Problem to work on » Copy every line that mentions the word "JSON".

======== Material shown

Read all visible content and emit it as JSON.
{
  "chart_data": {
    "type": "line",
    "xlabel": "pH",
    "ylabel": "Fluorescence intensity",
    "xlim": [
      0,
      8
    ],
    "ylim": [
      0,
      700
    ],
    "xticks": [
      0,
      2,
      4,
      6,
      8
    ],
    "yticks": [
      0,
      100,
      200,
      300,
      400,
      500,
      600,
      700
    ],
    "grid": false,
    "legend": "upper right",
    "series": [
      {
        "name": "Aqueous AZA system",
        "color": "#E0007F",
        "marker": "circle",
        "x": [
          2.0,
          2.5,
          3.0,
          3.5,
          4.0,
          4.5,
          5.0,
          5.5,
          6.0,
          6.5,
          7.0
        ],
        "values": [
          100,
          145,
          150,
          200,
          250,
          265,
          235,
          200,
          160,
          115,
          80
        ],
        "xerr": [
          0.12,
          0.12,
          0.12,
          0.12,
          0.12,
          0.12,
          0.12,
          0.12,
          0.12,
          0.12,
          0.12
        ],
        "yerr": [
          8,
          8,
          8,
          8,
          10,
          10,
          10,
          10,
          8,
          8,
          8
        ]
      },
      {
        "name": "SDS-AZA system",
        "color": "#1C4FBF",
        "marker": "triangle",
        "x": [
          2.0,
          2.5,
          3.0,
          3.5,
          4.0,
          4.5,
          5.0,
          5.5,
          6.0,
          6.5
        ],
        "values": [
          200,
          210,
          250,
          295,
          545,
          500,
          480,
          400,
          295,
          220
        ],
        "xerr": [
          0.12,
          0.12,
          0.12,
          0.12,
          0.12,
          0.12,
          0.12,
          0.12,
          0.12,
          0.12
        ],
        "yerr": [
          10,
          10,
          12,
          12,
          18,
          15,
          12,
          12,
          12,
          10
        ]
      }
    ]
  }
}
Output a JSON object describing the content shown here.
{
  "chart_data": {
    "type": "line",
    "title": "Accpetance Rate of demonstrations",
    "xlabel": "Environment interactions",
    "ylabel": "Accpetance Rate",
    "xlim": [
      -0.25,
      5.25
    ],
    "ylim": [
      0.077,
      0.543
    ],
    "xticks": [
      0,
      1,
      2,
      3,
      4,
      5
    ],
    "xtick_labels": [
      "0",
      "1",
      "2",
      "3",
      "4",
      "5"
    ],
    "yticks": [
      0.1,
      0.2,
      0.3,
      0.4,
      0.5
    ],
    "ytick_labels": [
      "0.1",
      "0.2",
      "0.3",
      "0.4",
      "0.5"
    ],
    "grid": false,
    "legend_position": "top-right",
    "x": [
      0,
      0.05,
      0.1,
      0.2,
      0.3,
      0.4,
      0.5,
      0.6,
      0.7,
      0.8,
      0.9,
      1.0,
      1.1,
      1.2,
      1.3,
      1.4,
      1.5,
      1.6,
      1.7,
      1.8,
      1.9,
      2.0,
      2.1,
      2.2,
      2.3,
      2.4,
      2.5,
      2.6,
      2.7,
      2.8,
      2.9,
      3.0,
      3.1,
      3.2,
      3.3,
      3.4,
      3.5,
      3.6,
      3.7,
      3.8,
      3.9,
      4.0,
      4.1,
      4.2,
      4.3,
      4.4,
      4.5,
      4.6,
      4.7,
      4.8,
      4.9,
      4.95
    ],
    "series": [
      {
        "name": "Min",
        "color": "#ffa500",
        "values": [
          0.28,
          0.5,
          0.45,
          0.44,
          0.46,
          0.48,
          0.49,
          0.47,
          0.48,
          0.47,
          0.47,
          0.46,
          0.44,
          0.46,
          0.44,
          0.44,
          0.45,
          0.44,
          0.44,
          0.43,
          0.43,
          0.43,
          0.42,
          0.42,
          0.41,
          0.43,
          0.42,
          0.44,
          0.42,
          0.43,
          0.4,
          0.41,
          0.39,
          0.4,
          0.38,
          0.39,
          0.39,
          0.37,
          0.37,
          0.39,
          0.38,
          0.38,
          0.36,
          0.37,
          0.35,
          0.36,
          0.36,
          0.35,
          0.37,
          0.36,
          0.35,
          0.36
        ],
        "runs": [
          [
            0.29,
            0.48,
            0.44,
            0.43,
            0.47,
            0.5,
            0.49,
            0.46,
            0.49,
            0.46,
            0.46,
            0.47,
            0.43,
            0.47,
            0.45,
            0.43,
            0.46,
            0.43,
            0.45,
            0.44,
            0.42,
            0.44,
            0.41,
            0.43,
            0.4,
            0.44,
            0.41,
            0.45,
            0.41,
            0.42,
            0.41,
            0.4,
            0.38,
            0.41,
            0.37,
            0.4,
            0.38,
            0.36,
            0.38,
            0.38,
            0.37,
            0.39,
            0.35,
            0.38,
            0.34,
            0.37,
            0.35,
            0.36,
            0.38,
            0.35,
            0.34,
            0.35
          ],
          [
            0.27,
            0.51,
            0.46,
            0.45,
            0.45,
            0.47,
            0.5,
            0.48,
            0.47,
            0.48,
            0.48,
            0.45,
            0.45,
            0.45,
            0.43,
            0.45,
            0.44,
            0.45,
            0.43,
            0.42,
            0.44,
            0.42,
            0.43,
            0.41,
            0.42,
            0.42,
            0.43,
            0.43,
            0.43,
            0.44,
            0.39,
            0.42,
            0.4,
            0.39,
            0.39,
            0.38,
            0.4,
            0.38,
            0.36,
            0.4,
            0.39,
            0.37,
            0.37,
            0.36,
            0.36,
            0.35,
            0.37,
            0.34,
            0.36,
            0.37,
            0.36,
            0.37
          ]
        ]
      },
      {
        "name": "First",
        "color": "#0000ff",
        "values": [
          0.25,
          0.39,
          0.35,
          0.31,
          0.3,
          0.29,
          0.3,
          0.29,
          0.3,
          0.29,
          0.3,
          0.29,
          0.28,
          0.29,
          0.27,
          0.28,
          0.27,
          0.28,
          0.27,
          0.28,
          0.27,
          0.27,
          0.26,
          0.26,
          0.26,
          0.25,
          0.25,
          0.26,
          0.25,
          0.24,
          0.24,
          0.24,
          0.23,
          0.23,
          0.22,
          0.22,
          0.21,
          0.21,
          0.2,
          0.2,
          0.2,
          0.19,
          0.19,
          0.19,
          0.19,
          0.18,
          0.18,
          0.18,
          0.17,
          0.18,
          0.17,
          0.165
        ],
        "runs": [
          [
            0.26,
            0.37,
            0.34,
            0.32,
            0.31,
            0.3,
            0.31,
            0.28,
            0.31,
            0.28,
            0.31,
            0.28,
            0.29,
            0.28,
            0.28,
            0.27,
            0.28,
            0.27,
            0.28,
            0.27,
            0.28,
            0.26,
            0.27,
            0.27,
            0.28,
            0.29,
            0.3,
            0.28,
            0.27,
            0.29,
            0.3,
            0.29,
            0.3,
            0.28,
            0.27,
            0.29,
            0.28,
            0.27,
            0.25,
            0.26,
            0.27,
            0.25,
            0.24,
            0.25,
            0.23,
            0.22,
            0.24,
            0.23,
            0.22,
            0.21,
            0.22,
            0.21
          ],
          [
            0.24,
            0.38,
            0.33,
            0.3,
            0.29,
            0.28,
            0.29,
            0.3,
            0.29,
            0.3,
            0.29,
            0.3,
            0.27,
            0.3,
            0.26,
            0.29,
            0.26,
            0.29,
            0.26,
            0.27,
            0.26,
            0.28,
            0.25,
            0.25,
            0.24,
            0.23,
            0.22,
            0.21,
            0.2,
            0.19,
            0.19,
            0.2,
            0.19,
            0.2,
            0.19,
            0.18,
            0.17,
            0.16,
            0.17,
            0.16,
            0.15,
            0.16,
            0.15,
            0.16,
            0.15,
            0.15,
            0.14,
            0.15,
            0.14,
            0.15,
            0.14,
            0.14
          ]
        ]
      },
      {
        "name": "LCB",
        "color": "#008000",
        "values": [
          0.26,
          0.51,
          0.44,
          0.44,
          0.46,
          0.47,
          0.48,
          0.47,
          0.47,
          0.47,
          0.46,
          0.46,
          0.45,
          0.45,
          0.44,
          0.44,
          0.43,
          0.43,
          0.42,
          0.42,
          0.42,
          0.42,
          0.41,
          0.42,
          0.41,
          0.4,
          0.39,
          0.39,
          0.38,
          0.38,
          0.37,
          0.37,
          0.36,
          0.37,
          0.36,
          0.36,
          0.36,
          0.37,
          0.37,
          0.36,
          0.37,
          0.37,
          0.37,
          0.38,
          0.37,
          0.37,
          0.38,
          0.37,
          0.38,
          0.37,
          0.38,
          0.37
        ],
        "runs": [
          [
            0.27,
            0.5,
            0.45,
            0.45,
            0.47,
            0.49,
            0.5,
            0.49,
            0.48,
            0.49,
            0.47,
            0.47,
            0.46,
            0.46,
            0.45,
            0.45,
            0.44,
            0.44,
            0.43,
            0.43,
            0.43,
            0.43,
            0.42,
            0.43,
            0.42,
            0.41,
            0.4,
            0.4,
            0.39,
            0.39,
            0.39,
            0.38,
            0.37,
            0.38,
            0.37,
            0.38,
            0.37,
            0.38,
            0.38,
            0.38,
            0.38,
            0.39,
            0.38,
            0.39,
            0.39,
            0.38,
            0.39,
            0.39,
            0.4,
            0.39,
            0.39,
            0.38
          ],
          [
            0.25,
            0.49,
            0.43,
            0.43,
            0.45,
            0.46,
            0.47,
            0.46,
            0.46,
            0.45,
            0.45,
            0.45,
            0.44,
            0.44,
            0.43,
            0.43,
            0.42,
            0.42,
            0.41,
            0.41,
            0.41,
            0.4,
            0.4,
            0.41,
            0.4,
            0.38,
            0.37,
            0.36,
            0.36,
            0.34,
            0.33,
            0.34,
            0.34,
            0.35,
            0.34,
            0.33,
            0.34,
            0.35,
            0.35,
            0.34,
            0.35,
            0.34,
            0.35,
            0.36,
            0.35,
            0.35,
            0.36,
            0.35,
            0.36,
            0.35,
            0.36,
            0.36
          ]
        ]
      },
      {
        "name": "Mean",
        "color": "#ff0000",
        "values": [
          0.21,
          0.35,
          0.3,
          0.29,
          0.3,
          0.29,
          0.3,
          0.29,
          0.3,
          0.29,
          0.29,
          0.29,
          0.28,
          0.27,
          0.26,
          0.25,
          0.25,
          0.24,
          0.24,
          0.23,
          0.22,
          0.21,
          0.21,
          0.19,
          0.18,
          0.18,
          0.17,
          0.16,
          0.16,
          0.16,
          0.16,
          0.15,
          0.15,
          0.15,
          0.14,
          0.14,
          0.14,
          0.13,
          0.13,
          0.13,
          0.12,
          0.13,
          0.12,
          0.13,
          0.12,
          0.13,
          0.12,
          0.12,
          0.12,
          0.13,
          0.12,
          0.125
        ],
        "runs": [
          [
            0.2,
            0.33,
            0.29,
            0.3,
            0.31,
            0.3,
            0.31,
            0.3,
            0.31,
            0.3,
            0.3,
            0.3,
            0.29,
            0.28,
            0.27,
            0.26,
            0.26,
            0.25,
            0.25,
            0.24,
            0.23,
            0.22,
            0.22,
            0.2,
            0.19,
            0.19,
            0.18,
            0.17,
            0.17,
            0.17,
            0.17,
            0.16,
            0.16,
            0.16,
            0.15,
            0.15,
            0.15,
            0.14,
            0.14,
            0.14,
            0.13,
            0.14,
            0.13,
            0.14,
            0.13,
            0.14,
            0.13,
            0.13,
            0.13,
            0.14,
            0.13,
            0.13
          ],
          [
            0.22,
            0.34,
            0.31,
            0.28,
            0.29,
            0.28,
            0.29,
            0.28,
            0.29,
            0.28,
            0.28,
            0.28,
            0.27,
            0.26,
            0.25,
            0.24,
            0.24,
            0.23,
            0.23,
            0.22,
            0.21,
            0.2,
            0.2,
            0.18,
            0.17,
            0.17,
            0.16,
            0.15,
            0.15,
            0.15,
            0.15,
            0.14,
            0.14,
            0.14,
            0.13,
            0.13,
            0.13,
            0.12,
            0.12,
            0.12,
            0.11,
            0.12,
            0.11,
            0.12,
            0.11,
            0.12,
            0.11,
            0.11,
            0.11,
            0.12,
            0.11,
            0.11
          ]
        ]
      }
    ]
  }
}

================

Complete answer »
Read all visible content and emit it as JSON.
Output a JSON object describing the content shown here.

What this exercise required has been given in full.